» Task description: Copy each line of the entries beneath that contains the word "中华书局".

» Supplied material:
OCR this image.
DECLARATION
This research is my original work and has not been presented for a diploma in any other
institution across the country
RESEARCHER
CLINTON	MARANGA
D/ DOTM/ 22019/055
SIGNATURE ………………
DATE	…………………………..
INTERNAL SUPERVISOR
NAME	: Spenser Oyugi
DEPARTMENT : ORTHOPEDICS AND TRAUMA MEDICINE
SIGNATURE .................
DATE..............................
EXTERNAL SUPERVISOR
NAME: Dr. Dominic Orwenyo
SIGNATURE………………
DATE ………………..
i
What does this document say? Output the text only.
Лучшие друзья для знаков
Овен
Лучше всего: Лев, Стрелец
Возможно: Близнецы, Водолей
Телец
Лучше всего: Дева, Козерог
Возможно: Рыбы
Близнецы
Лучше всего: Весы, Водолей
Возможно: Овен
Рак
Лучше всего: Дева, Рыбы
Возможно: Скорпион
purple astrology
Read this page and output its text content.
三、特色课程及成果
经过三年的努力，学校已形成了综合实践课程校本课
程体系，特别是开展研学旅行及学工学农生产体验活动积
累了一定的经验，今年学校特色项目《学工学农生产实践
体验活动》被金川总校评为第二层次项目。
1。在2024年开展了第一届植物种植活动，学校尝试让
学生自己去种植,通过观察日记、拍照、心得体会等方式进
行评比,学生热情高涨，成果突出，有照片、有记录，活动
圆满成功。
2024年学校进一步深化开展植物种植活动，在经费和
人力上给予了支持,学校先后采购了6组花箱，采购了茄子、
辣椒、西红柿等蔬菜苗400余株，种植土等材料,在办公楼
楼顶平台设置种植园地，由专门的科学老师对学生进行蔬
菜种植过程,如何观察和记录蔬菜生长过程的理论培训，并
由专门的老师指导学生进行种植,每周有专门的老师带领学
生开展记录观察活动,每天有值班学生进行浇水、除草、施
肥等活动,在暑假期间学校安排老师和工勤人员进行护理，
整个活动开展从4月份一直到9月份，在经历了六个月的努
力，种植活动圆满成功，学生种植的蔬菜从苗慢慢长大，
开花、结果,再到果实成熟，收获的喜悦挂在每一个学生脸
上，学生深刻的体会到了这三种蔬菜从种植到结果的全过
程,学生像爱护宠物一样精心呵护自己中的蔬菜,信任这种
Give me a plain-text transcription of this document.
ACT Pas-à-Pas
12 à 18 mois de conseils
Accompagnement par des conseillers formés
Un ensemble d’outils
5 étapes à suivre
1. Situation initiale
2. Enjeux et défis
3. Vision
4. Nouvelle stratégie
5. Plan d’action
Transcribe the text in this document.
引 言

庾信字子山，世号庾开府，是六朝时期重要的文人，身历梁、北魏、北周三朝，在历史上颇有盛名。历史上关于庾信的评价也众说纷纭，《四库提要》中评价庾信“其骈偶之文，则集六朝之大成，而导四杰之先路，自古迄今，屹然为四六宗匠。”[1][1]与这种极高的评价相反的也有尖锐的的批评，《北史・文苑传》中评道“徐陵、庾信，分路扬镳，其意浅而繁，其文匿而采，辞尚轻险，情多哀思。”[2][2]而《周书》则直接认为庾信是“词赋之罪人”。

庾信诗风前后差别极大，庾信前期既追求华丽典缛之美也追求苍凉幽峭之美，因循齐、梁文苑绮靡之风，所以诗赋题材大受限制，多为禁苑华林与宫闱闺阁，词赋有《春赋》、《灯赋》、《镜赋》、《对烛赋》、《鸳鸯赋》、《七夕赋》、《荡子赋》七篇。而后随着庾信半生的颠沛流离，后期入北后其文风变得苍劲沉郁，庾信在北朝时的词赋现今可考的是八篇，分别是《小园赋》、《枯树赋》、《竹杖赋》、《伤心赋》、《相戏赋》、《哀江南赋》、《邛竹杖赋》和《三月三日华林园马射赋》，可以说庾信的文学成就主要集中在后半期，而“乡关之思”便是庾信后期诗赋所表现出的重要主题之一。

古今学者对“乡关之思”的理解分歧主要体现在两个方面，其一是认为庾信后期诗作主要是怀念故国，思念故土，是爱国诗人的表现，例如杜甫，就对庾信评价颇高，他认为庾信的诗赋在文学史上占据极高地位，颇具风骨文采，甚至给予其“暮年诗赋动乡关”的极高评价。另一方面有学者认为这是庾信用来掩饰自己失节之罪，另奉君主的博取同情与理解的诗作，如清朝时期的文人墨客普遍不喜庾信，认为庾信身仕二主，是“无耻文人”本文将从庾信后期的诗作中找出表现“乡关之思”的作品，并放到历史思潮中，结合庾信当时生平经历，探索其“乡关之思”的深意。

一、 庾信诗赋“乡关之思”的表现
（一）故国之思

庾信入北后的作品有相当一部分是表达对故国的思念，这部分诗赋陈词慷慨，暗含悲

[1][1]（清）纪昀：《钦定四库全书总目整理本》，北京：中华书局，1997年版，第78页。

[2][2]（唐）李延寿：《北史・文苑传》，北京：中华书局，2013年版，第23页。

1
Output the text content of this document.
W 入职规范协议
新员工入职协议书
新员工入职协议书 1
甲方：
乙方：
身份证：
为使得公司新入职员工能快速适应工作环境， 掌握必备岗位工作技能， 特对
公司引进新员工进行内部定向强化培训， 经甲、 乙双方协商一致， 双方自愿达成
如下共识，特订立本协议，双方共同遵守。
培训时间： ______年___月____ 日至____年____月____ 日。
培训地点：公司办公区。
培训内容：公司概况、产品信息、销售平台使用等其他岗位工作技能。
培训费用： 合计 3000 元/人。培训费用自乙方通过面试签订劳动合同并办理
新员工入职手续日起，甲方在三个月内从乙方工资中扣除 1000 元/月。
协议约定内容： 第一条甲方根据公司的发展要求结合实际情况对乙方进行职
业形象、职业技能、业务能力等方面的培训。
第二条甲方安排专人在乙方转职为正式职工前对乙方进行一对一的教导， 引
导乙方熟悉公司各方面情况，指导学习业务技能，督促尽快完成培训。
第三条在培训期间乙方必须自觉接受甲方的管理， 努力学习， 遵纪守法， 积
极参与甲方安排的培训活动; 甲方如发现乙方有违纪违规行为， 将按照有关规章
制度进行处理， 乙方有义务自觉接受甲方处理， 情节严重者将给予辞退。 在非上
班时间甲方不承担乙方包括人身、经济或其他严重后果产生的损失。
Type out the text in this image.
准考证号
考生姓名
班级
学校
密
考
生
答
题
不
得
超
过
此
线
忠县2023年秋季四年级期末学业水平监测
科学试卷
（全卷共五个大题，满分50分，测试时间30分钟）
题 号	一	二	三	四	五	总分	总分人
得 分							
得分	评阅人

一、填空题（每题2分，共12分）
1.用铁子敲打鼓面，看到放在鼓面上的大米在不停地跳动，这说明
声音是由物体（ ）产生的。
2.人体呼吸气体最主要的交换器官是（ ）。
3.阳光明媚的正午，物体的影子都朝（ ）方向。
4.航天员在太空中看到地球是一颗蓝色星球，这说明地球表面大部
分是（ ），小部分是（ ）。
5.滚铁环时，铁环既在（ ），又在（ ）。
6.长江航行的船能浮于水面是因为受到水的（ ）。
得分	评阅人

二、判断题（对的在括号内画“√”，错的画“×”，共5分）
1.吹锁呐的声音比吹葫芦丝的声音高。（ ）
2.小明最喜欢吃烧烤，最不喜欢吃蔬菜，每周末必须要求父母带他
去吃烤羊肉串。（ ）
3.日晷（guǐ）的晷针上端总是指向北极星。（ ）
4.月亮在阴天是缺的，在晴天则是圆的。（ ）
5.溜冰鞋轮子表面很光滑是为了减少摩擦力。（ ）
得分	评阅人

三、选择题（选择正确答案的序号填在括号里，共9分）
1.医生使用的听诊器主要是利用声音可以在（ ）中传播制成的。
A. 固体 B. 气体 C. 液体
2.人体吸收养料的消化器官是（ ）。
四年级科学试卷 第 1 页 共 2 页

» The answer:
[1][1]（清）纪昀：《钦定四库全书总目整理本》，北京：中华书局，1997年版，第78页。
[2][2]（唐）李延寿：《北史・文苑传》，北京：中华书局，2013年版，第23页。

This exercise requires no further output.